> _DO THIS_
What do the lines say from the one containing "Parse this screenshot: output" to the end of the records? Restate them word for word, and only those.

== STORED RECORDS ==

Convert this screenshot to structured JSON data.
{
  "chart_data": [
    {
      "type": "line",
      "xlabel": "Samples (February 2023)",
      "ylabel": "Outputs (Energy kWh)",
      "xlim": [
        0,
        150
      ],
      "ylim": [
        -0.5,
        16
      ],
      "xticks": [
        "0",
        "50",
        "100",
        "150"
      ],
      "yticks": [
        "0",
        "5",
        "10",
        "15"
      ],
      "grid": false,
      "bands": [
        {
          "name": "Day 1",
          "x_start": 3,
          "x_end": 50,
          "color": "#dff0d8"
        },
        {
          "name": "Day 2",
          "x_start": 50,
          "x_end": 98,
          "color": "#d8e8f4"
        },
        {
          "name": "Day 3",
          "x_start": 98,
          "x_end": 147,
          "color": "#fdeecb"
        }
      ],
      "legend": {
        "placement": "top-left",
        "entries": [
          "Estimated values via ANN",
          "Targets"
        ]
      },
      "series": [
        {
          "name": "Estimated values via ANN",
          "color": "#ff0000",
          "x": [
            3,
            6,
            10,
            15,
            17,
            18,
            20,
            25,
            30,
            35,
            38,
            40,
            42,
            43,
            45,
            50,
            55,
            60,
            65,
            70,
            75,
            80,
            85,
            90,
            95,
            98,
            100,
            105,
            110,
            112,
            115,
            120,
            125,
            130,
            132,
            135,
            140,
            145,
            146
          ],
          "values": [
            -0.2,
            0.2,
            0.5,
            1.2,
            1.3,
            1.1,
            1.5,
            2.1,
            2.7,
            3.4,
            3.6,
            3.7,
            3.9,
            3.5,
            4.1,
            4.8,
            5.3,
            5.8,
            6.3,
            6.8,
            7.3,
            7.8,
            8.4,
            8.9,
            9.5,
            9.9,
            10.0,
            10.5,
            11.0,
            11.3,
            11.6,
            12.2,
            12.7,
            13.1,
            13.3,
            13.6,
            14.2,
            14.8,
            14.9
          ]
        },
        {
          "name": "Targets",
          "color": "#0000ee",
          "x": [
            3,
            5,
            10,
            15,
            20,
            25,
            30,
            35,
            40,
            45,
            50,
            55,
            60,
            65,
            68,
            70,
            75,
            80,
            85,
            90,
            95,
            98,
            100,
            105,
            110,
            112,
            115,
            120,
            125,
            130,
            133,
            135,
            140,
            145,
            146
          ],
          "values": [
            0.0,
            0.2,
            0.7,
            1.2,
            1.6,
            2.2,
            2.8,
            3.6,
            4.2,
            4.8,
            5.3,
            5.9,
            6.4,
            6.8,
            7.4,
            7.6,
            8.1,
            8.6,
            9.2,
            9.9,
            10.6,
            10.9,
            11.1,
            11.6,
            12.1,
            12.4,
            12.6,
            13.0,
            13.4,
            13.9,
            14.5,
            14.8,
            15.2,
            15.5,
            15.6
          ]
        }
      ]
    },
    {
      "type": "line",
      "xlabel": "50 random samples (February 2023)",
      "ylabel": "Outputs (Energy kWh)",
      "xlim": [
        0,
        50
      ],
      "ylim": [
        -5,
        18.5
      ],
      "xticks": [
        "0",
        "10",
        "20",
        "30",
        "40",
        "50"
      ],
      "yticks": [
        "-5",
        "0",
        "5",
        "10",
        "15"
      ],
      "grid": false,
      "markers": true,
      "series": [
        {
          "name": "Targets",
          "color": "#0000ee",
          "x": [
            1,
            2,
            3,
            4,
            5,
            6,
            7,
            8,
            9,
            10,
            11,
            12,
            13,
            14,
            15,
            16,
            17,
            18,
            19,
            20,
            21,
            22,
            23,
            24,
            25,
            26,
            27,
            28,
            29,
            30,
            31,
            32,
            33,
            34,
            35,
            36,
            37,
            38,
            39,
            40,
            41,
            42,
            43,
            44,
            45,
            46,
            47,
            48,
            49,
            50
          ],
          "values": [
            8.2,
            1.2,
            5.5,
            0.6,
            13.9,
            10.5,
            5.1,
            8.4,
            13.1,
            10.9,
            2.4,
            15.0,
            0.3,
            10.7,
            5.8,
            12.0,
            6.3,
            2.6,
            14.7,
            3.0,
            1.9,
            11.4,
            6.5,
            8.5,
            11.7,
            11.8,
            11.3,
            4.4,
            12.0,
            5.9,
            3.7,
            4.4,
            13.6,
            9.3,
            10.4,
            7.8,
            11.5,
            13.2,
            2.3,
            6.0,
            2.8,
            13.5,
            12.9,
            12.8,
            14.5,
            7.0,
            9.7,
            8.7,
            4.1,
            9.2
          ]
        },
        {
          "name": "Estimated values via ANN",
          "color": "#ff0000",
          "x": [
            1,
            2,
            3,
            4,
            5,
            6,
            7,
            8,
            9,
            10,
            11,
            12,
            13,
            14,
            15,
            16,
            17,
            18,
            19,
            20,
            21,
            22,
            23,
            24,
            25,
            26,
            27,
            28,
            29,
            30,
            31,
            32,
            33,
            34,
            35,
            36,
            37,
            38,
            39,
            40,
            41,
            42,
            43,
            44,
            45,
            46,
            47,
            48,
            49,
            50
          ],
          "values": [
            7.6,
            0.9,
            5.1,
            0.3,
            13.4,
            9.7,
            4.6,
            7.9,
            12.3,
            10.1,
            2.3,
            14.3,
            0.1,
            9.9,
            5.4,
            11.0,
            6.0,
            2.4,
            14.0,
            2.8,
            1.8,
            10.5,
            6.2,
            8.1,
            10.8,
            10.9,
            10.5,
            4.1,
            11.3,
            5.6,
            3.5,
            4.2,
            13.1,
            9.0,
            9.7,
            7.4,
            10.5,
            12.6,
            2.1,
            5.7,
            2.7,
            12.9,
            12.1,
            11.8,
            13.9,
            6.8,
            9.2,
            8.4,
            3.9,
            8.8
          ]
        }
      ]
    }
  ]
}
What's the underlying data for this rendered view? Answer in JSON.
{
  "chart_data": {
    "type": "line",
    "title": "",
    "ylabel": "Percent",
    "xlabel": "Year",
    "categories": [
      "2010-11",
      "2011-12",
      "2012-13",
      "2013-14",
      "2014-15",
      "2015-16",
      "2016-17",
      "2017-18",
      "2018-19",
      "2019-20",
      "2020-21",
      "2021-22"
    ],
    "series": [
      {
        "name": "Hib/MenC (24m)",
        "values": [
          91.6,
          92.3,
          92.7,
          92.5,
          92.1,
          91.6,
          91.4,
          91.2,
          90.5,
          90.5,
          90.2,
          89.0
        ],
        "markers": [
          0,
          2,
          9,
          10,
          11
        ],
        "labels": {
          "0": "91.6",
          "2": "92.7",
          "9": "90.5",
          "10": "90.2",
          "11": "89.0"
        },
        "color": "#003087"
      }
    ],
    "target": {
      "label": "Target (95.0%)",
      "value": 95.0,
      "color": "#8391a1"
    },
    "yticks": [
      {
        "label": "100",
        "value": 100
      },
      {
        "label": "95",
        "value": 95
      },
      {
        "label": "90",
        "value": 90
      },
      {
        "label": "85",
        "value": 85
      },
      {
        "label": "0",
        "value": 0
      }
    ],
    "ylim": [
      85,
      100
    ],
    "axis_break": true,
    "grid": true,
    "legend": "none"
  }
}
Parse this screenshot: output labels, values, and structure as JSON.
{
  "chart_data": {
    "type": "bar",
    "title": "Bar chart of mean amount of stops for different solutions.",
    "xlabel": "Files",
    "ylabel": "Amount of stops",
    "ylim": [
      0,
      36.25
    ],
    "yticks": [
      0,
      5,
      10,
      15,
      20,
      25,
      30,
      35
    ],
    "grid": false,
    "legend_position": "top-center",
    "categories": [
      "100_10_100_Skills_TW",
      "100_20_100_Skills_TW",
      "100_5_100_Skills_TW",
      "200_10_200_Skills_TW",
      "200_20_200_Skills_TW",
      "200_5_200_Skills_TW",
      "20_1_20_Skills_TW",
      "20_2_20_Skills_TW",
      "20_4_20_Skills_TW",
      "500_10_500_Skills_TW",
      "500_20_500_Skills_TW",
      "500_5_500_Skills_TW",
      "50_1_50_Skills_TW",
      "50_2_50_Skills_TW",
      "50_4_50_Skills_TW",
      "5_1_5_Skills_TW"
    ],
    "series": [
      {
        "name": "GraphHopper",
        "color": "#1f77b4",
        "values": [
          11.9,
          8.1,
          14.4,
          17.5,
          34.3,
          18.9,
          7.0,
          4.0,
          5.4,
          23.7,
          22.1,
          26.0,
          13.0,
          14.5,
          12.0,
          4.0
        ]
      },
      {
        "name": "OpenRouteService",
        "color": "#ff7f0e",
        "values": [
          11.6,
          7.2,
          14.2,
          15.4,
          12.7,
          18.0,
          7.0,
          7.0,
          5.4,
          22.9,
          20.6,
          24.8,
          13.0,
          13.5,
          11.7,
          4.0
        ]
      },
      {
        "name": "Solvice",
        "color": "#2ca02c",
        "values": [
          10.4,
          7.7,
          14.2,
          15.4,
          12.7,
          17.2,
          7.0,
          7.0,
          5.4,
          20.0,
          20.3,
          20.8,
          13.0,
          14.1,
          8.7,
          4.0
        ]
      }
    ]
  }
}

===

> _EXERCISE SOLUTION_
Parse this screenshot: output labels, values, and structure as JSON.
{
  "chart_data": {
    "type": "bar",
    "title": "Bar chart of mean amount of stops for different solutions.",
    "xlabel": "Files",
    "ylabel": "Amount of stops",
    "ylim": [
      0,
      36.25
    ],
    "yticks": [
      0,
      5,
      10,
      15,
      20,
      25,
      30,
      35
    ],
    "grid": false,
    "legend_position": "top-center",
    "categories": [
      "100_10_100_Skills_TW",
      "100_20_100_Skills_TW",
      "100_5_100_Skills_TW",
      "200_10_200_Skills_TW",
      "200_20_200_Skills_TW",
      "200_5_200_Skills_TW",
      "20_1_20_Skills_TW",
      "20_2_20_Skills_TW",
      "20_4_20_Skills_TW",
      "500_10_500_Skills_TW",
      "500_20_500_Skills_TW",
      "500_5_500_Skills_TW",
      "50_1_50_Skills_TW",
      "50_2_50_Skills_TW",
      "50_4_50_Skills_TW",
      "5_1_5_Skills_TW"
    ],
    "series": [
      {
        "name": "GraphHopper",
        "color": "#1f77b4",
        "values": [
          11.9,
          8.1,
          14.4,
          17.5,
          34.3,
          18.9,
          7.0,
          4.0,
          5.4,
          23.7,
          22.1,
          26.0,
          13.0,
          14.5,
          12.0,
          4.0
        ]
      },
      {
        "name": "OpenRouteService",
        "color": "#ff7f0e",
        "values": [
          11.6,
          7.2,
          14.2,
          15.4,
          12.7,
          18.0,
          7.0,
          7.0,
          5.4,
          22.9,
          20.6,
          24.8,
          13.0,
          13.5,
          11.7,
          4.0
        ]
      },
      {
        "name": "Solvice",
        "color": "#2ca02c",
        "values": [
          10.4,
          7.7,
          14.2,
          15.4,
          12.7,
          17.2,
          7.0,
          7.0,
          5.4,
          20.0,
          20.3,
          20.8,
          13.0,
          14.1,
          8.7,
          4.0
        ]
      }
    ]
  }
}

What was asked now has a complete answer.